⟨

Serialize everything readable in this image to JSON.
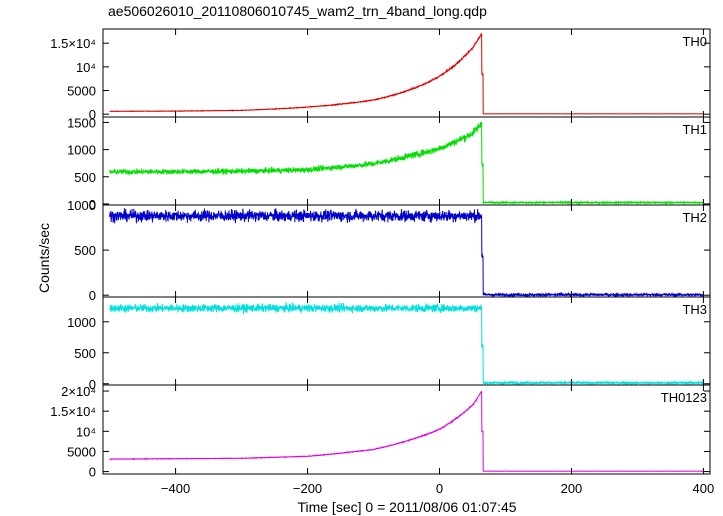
{
  "chart_data": {
    "type": "line",
    "title": "ae506026010_20110806010745_wam2_trn_4band_long.qdp",
    "xlabel": "Time [sec] 0 = 2011/08/06 01:07:45",
    "ylabel": "Counts/sec",
    "xlim": [
      -510,
      410
    ],
    "x_ticks": [
      -400,
      -200,
      0,
      200,
      400
    ],
    "x_tick_labels": [
      "−400",
      "−200",
      "0",
      "200",
      "400"
    ],
    "drop_time": 66,
    "grid": false,
    "panels": [
      {
        "name": "TH0",
        "color": "#e00000",
        "ylim": [
          -600,
          18000
        ],
        "y_ticks": [
          0,
          5000,
          10000,
          15000
        ],
        "y_tick_labels": [
          "0",
          "5000",
          "10⁴",
          "1.5×10⁴"
        ],
        "trend": {
          "start_value": 600,
          "peak_value": 17000,
          "after_drop": 70,
          "noise": 40
        },
        "points": [
          [
            -500,
            600
          ],
          [
            -400,
            650
          ],
          [
            -300,
            800
          ],
          [
            -200,
            1500
          ],
          [
            -100,
            3000
          ],
          [
            0,
            8000
          ],
          [
            50,
            14000
          ],
          [
            64,
            17000
          ],
          [
            66,
            70
          ],
          [
            400,
            70
          ]
        ]
      },
      {
        "name": "TH1",
        "color": "#00e000",
        "ylim": [
          -20,
          1600
        ],
        "y_ticks": [
          0,
          500,
          1000,
          1500
        ],
        "y_tick_labels": [
          "0",
          "500",
          "1000",
          "1500"
        ],
        "trend": {
          "start_value": 590,
          "peak_value": 1480,
          "after_drop": 25,
          "noise": 45
        },
        "points": [
          [
            -500,
            590
          ],
          [
            -300,
            600
          ],
          [
            -200,
            630
          ],
          [
            -100,
            740
          ],
          [
            0,
            1020
          ],
          [
            50,
            1300
          ],
          [
            64,
            1480
          ],
          [
            66,
            25
          ],
          [
            400,
            25
          ]
        ]
      },
      {
        "name": "TH2",
        "color": "#0000cc",
        "ylim": [
          -20,
          1000
        ],
        "y_ticks": [
          0,
          500,
          1000
        ],
        "y_tick_labels": [
          "0",
          "500",
          "1000"
        ],
        "trend": {
          "start_value": 880,
          "peak_value": 880,
          "after_drop": 5,
          "noise": 60
        },
        "points": [
          [
            -500,
            880
          ],
          [
            0,
            880
          ],
          [
            64,
            880
          ],
          [
            66,
            5
          ],
          [
            400,
            5
          ]
        ]
      },
      {
        "name": "TH3",
        "color": "#00e0e0",
        "ylim": [
          -20,
          1400
        ],
        "y_ticks": [
          0,
          500,
          1000
        ],
        "y_tick_labels": [
          "0",
          "500",
          "1000"
        ],
        "trend": {
          "start_value": 1220,
          "peak_value": 1220,
          "after_drop": 15,
          "noise": 60
        },
        "points": [
          [
            -500,
            1220
          ],
          [
            0,
            1220
          ],
          [
            64,
            1220
          ],
          [
            66,
            15
          ],
          [
            400,
            15
          ]
        ]
      },
      {
        "name": "TH0123",
        "color": "#e000e0",
        "ylim": [
          -600,
          21500
        ],
        "y_ticks": [
          0,
          5000,
          10000,
          15000,
          20000
        ],
        "y_tick_labels": [
          "0",
          "5000",
          "10⁴",
          "1.5×10⁴",
          "2×10⁴"
        ],
        "trend": {
          "start_value": 3100,
          "peak_value": 20000,
          "after_drop": 100,
          "noise": 60
        },
        "points": [
          [
            -500,
            3100
          ],
          [
            -300,
            3300
          ],
          [
            -200,
            3800
          ],
          [
            -100,
            5500
          ],
          [
            0,
            10500
          ],
          [
            50,
            16500
          ],
          [
            64,
            20000
          ],
          [
            66,
            100
          ],
          [
            400,
            100
          ]
        ]
      }
    ]
  }
}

⟩

### Short problem
Transcribe each entry precisely as given, leaving the pictures out.

### Response for this exercise
Serialize everything readable in this image to JSON.
{
  "chart_data": {
    "type": "line",
    "title": "ae506026010_20110806010745_wam2_trn_4band_long.qdp",
    "xlabel": "Time [sec] 0 = 2011/08/06 01:07:45",
    "ylabel": "Counts/sec",
    "xlim": [
      -510,
      410
    ],
    "x_ticks": [
      -400,
      -200,
      0,
      200,
      400
    ],
    "x_tick_labels": [
      "−400",
      "−200",
      "0",
      "200",
      "400"
    ],
    "drop_time": 66,
    "grid": false,
    "panels": [
      {
        "name": "TH0",
        "color": "#e00000",
        "ylim": [
          -600,
          18000
        ],
        "y_ticks": [
          0,
          5000,
          10000,
          15000
        ],
        "y_tick_labels": [
          "0",
          "5000",
          "10⁴",
          "1.5×10⁴"
        ],
        "trend": {
          "start_value": 600,
          "peak_value": 17000,
          "after_drop": 70,
          "noise": 40
        },
        "points": [
          [
            -500,
            600
          ],
          [
            -400,
            650
          ],
          [
            -300,
            800
          ],
          [
            -200,
            1500
          ],
          [
            -100,
            3000
          ],
          [
            0,
            8000
          ],
          [
            50,
            14000
          ],
          [
            64,
            17000
          ],
          [
            66,
            70
          ],
          [
            400,
            70
          ]
        ]
      },
      {
        "name": "TH1",
        "color": "#00e000",
        "ylim": [
          -20,
          1600
        ],
        "y_ticks": [
          0,
          500,
          1000,
          1500
        ],
        "y_tick_labels": [
          "0",
          "500",
          "1000",
          "1500"
        ],
        "trend": {
          "start_value": 590,
          "peak_value": 1480,
          "after_drop": 25,
          "noise": 45
        },
        "points": [
          [
            -500,
            590
          ],
          [
            -300,
            600
          ],
          [
            -200,
            630
          ],
          [
            -100,
            740
          ],
          [
            0,
            1020
          ],
          [
            50,
            1300
          ],
          [
            64,
            1480
          ],
          [
            66,
            25
          ],
          [
            400,
            25
          ]
        ]
      },
      {
        "name": "TH2",
        "color": "#0000cc",
        "ylim": [
          -20,
          1000
        ],
        "y_ticks": [
          0,
          500,
          1000
        ],
        "y_tick_labels": [
          "0",
          "500",
          "1000"
        ],
        "trend": {
          "start_value": 880,
          "peak_value": 880,
          "after_drop": 5,
          "noise": 60
        },
        "points": [
          [
            -500,
            880
          ],
          [
            0,
            880
          ],
          [
            64,
            880
          ],
          [
            66,
            5
          ],
          [
            400,
            5
          ]
        ]
      },
      {
        "name": "TH3",
        "color": "#00e0e0",
        "ylim": [
          -20,
          1400
        ],
        "y_ticks": [
          0,
          500,
          1000
        ],
        "y_tick_labels": [
          "0",
          "500",
          "1000"
        ],
        "trend": {
          "start_value": 1220,
          "peak_value": 1220,
          "after_drop": 15,
          "noise": 60
        },
        "points": [
          [
            -500,
            1220
          ],
          [
            0,
            1220
          ],
          [
            64,
            1220
          ],
          [
            66,
            15
          ],
          [
            400,
            15
          ]
        ]
      },
      {
        "name": "TH0123",
        "color": "#e000e0",
        "ylim": [
          -600,
          21500
        ],
        "y_ticks": [
          0,
          5000,
          10000,
          15000,
          20000
        ],
        "y_tick_labels": [
          "0",
          "5000",
          "10⁴",
          "1.5×10⁴",
          "2×10⁴"
        ],
        "trend": {
          "start_value": 3100,
          "peak_value": 20000,
          "after_drop": 100,
          "noise": 60
        },
        "points": [
          [
            -500,
            3100
          ],
          [
            -300,
            3300
          ],
          [
            -200,
            3800
          ],
          [
            -100,
            5500
          ],
          [
            0,
            10500
          ],
          [
            50,
            16500
          ],
          [
            64,
            20000
          ],
          [
            66,
            100
          ],
          [
            400,
            100
          ]
        ]
      }
    ]
  }
}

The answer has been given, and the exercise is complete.